[Problem to work on]: Retype each record below word for word. Leave the pictures out.
━━━━━━━━━━━━━━━━━━━━━━━━━━━━━━
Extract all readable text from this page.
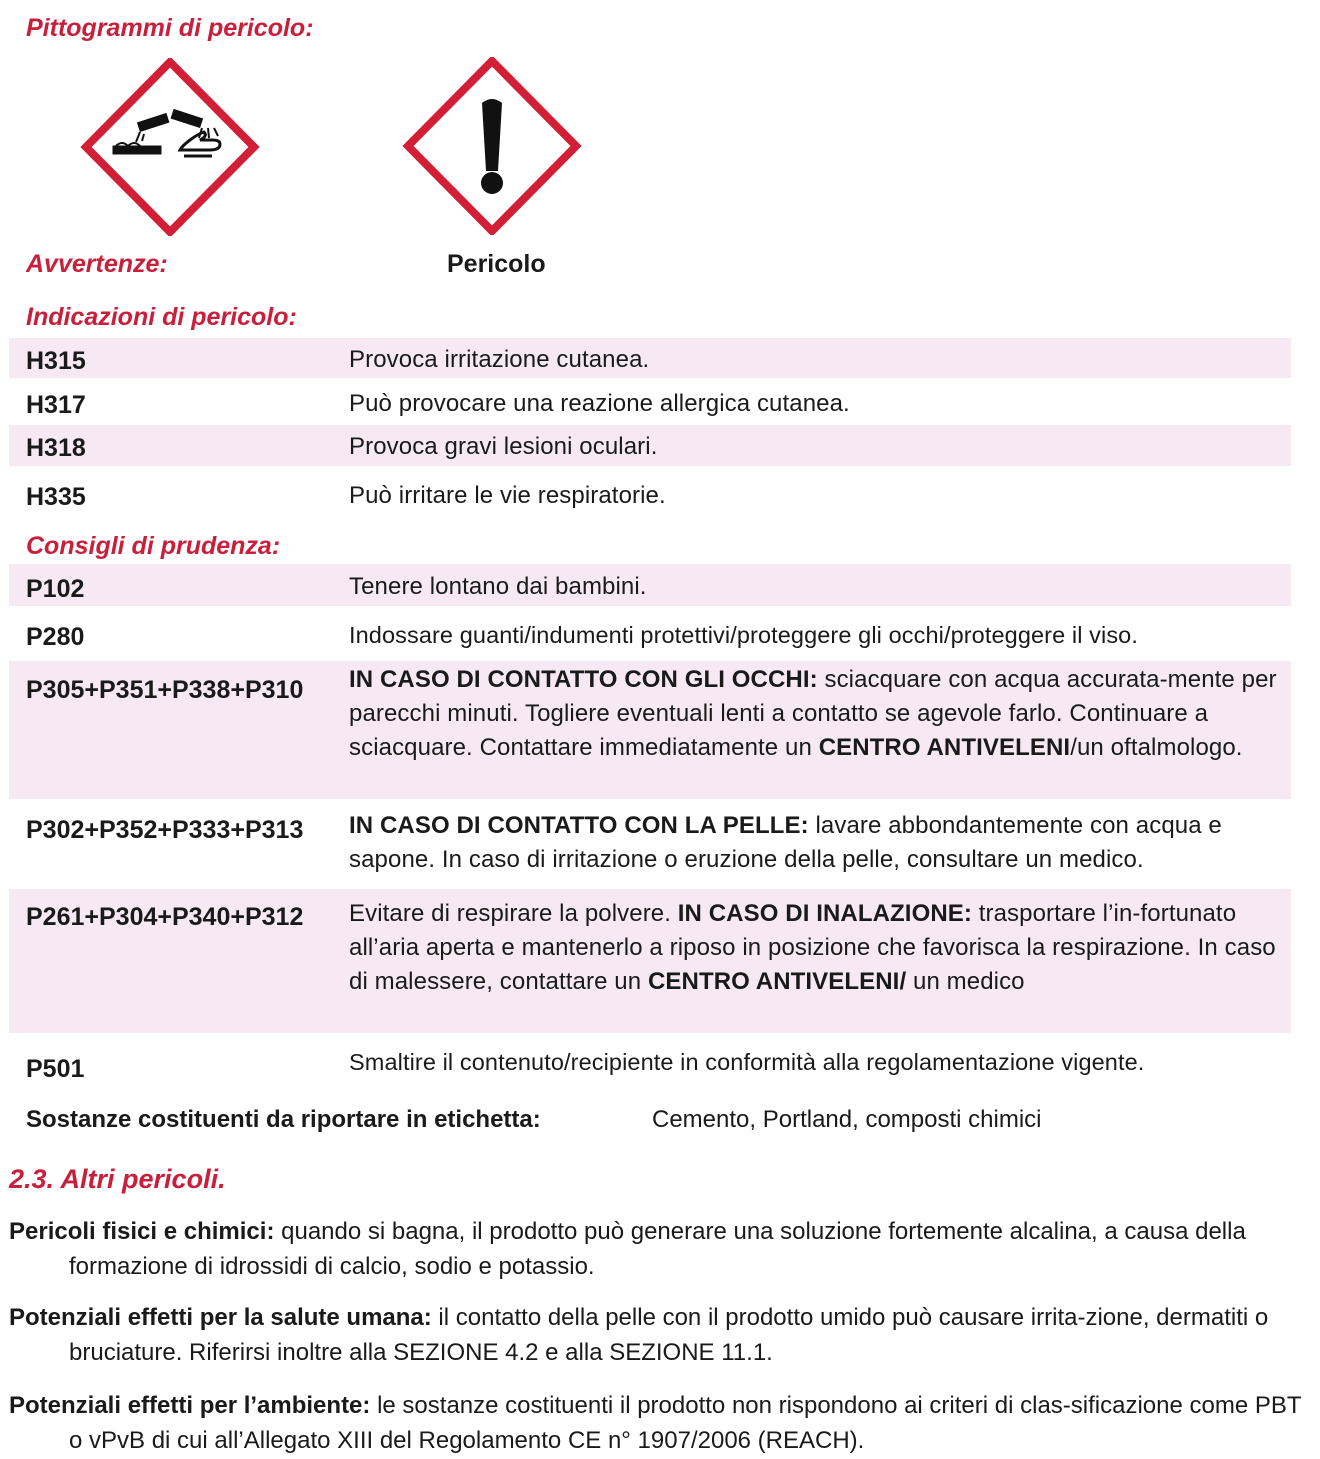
Pittogrammi di pericolo:
Avvertenze:	Pericolo
Indicazioni di pericolo:
H315	Provoca irritazione cutanea.
H317	Può provocare una reazione allergica cutanea.
H318	Provoca gravi lesioni oculari.
H335	Può irritare le vie respiratorie.
Consigli di prudenza:
P102	Tenere lontano dai bambini.
P280	Indossare guanti/indumenti protettivi/proteggere gli occhi/proteggere il viso.
P305+P351+P338+P310 IN CASO DI CONTATTO CON GLI OCCHI: sciacquare con acqua accurata-mente per parecchi minuti. Togliere eventuali lenti a contatto se agevole farlo. Continuare a sciacquare. Contattare immediatamente un CENTRO ANTIVELENI/un oftalmologo.
P302+P352+P333+P313 IN CASO DI CONTATTO CON LA PELLE: lavare abbondantemente con acqua e sapone. In caso di irritazione o eruzione della pelle, consultare un medico.
P261+P304+P340+P312 Evitare di respirare la polvere. IN CASO DI INALAZIONE: trasportare l’in-fortunato all’aria aperta e mantenerlo a riposo in posizione che favorisca la respirazione. In caso di malessere, contattare un CENTRO ANTIVELENI/ un medico
P501	Smaltire il contenuto/recipiente in conformità alla regolamentazione vigente.
Sostanze costituenti da riportare in etichetta:	Cemento, Portland, composti chimici
2.3. Altri pericoli.
Pericoli fisici e chimici: quando si bagna, il prodotto può generare una soluzione fortemente alcalina, a causa della formazione di idrossidi di calcio, sodio e potassio.
Potenziali effetti per la salute umana: il contatto della pelle con il prodotto umido può causare irrita-zione, dermatiti o bruciature. Riferirsi inoltre alla SEZIONE 4.2 e alla SEZIONE 11.1.
Potenziali effetti per l’ambiente: le sostanze costituenti il prodotto non rispondono ai criteri di clas-sificazione come PBT o vPvB di cui all’Allegato XIII del Regolamento CE n° 1907/2006 (REACH).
━━━━━━━━━━━━━━━━━━━━━━━━━━━━━━
[Exercise solution]:
Extract all readable text from this page.
Pittogrammi di pericolo:
Avvertenze:	Pericolo
Indicazioni di pericolo:
H315	Provoca irritazione cutanea.
H317	Può provocare una reazione allergica cutanea.
H318	Provoca gravi lesioni oculari.
H335	Può irritare le vie respiratorie.
Consigli di prudenza:
P102	Tenere lontano dai bambini.
P280	Indossare guanti/indumenti protettivi/proteggere gli occhi/proteggere il viso.
P305+P351+P338+P310 IN CASO DI CONTATTO CON GLI OCCHI: sciacquare con acqua accurata-mente per parecchi minuti. Togliere eventuali lenti a contatto se agevole farlo. Continuare a sciacquare. Contattare immediatamente un CENTRO ANTIVELENI/un oftalmologo.
P302+P352+P333+P313 IN CASO DI CONTATTO CON LA PELLE: lavare abbondantemente con acqua e sapone. In caso di irritazione o eruzione della pelle, consultare un medico.
P261+P304+P340+P312 Evitare di respirare la polvere. IN CASO DI INALAZIONE: trasportare l’in-fortunato all’aria aperta e mantenerlo a riposo in posizione che favorisca la respirazione. In caso di malessere, contattare un CENTRO ANTIVELENI/ un medico
P501	Smaltire il contenuto/recipiente in conformità alla regolamentazione vigente.
Sostanze costituenti da riportare in etichetta:	Cemento, Portland, composti chimici
2.3. Altri pericoli.
Pericoli fisici e chimici: quando si bagna, il prodotto può generare una soluzione fortemente alcalina, a causa della formazione di idrossidi di calcio, sodio e potassio.
Potenziali effetti per la salute umana: il contatto della pelle con il prodotto umido può causare irrita-zione, dermatiti o bruciature. Riferirsi inoltre alla SEZIONE 4.2 e alla SEZIONE 11.1.
Potenziali effetti per l’ambiente: le sostanze costituenti il prodotto non rispondono ai criteri di clas-sificazione come PBT o vPvB di cui all’Allegato XIII del Regolamento CE n° 1907/2006 (REACH).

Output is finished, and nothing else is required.